» **SUPPLIED MATERIAL**
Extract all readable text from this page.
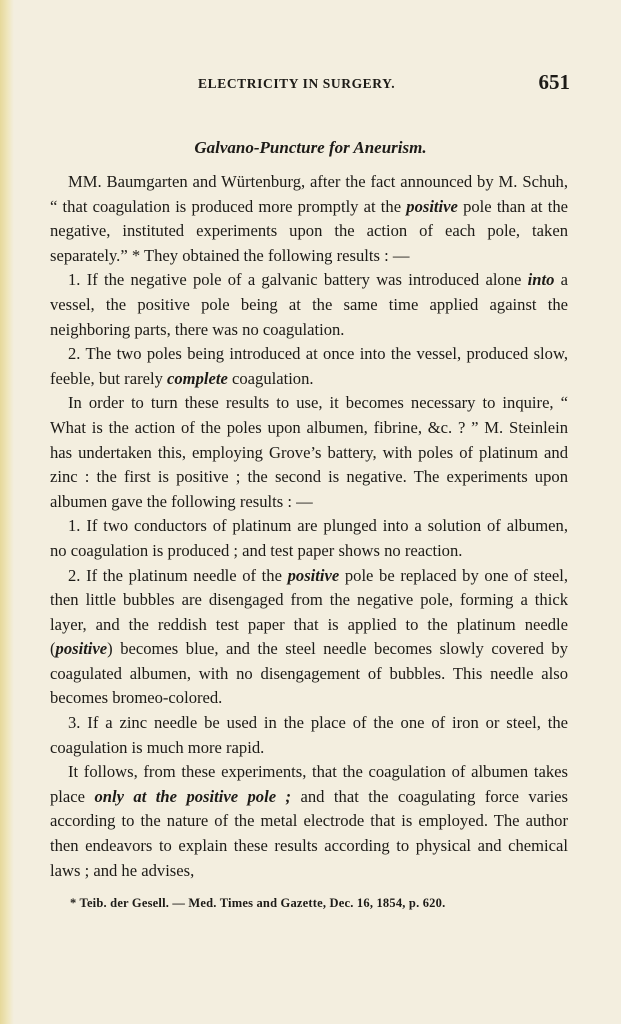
ELECTRICITY IN SURGERY.	651
Galvano-Puncture for Aneurism.

MM. Baumgarten and Würtenburg, after the fact announced by M. Schuh, “ that coagulation is produced more promptly at the positive pole than at the negative, instituted experiments upon the action of each pole, taken separately.” * They obtained the following results : —

1. If the negative pole of a galvanic battery was introduced alone into a vessel, the positive pole being at the same time applied against the neighboring parts, there was no coagulation.

2. The two poles being introduced at once into the vessel, produced slow, feeble, but rarely complete coagulation.

In order to turn these results to use, it becomes necessary to inquire, “ What is the action of the poles upon albumen, fibrine, &c. ? ” M. Steinlein has undertaken this, employing Grove’s battery, with poles of platinum and zinc : the first is positive ; the second is negative. The experiments upon albumen gave the following results : —

1. If two conductors of platinum are plunged into a solution of albumen, no coagulation is produced ; and test paper shows no reaction.

2. If the platinum needle of the positive pole be replaced by one of steel, then little bubbles are disengaged from the negative pole, forming a thick layer, and the reddish test paper that is applied to the platinum needle (positive) becomes blue, and the steel needle becomes slowly covered by coagulated albumen, with no disengagement of bubbles. This needle also becomes bromeo-colored.

3. If a zinc needle be used in the place of the one of iron or steel, the coagulation is much more rapid.

It follows, from these experiments, that the coagulation of albumen takes place only at the positive pole ; and that the coagulating force varies according to the nature of the metal electrode that is employed. The author then endeavors to explain these results according to physical and chemical laws ; and he advises,

* Teib. der Gesell. — Med. Times and Gazette, Dec. 16, 1854, p. 620.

» **THE TASK**
Return every line above that contains the word "more".

» **FINAL RESULT**
MM. Baumgarten and Würtenburg, after the fact announced by M. Schuh, “ that coagulation is produced more promptly at the positive pole than at the negative, instituted experiments upon the action of each pole, taken separately.” * They obtained the following results : —
3. If a zinc needle be used in the place of the one of iron or steel, the coagulation is much more rapid.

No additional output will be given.